**RECORDS TO PROCESS**

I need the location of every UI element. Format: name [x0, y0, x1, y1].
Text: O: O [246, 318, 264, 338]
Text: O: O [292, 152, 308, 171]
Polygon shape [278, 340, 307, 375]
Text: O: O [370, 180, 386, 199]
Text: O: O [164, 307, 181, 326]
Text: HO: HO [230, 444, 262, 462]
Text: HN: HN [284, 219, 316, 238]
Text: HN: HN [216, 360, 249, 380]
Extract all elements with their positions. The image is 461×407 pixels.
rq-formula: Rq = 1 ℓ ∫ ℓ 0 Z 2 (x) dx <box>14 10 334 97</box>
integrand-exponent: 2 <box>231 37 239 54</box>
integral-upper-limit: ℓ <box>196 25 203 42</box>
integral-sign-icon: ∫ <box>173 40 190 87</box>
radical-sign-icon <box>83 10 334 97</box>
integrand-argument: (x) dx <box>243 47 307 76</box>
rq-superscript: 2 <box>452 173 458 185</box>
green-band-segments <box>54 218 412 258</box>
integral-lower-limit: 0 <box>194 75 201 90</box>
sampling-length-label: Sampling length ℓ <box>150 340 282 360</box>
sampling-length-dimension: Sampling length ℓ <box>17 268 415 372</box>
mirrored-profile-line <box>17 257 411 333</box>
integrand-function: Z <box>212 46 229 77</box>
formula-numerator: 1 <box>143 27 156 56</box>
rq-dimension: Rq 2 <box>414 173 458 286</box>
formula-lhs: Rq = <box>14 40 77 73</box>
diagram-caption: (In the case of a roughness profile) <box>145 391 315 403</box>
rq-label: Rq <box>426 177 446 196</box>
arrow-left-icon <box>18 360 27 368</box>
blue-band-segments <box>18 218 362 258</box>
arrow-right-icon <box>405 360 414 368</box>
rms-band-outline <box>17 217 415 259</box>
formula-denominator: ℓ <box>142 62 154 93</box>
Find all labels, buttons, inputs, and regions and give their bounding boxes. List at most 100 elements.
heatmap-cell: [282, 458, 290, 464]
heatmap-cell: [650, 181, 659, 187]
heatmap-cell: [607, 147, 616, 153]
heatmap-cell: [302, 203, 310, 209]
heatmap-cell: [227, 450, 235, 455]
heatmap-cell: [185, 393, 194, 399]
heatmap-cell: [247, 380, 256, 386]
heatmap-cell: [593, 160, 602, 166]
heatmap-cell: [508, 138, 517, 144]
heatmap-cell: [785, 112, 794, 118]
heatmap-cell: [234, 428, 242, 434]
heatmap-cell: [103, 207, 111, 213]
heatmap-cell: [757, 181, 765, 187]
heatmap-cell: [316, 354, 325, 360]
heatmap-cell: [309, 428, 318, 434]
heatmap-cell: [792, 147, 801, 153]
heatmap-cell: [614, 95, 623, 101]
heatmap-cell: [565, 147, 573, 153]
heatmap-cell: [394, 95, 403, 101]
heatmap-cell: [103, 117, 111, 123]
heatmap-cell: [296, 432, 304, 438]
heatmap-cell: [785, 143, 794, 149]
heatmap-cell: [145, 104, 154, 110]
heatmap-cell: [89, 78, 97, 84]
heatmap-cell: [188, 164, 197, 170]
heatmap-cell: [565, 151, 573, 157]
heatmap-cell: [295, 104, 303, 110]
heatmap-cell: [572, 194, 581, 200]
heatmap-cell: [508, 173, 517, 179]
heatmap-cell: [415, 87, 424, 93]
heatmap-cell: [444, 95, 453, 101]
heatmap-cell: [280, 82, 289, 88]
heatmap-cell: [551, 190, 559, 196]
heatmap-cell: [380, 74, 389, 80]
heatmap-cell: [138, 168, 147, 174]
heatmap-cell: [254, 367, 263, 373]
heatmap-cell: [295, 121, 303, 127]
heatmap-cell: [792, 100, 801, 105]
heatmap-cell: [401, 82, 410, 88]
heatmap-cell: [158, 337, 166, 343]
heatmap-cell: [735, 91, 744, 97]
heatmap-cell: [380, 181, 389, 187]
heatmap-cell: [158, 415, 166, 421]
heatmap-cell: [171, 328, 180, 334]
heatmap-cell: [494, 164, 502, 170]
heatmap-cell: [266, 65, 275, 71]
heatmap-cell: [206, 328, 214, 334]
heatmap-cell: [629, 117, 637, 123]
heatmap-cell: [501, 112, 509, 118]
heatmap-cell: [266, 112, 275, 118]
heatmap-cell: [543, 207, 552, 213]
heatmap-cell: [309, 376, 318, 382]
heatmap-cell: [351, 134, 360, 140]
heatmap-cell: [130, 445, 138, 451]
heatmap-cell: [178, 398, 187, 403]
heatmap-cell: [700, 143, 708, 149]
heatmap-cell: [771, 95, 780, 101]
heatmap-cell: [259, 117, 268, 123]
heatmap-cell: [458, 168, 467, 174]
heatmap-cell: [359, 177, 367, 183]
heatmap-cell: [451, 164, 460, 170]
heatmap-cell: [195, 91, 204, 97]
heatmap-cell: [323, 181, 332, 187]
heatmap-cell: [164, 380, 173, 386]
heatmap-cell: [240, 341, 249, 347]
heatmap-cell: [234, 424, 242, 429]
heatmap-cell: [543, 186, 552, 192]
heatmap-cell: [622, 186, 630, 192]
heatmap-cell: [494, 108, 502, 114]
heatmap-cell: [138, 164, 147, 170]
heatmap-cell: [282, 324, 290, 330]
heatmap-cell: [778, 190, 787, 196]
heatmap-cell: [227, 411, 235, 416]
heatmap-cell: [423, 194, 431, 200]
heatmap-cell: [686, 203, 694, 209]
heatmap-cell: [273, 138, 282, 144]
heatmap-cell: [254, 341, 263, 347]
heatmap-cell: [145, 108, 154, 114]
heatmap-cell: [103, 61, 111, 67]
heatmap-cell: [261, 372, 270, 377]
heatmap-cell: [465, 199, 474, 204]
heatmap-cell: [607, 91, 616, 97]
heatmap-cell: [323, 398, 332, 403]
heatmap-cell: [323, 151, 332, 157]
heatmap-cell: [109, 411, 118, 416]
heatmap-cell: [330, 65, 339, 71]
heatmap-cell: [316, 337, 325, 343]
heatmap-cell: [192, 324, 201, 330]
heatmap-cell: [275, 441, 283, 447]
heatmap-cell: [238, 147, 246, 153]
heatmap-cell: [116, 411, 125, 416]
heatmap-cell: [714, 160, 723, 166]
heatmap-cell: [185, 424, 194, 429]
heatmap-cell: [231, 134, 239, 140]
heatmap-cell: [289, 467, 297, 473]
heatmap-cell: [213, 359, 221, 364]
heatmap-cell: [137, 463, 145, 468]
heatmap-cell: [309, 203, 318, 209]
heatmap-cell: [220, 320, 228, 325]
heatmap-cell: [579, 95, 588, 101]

**THE REQUEST**
Pull out every line above that contains the string "elements". Case counts.

**SOLUTION FOR THIS TASK**
Extract all elements with their positions. The image is 461×407 pixels.
Find all labels, buttons, inputs, and regions and give their bounding boxes. List at most 100 elements.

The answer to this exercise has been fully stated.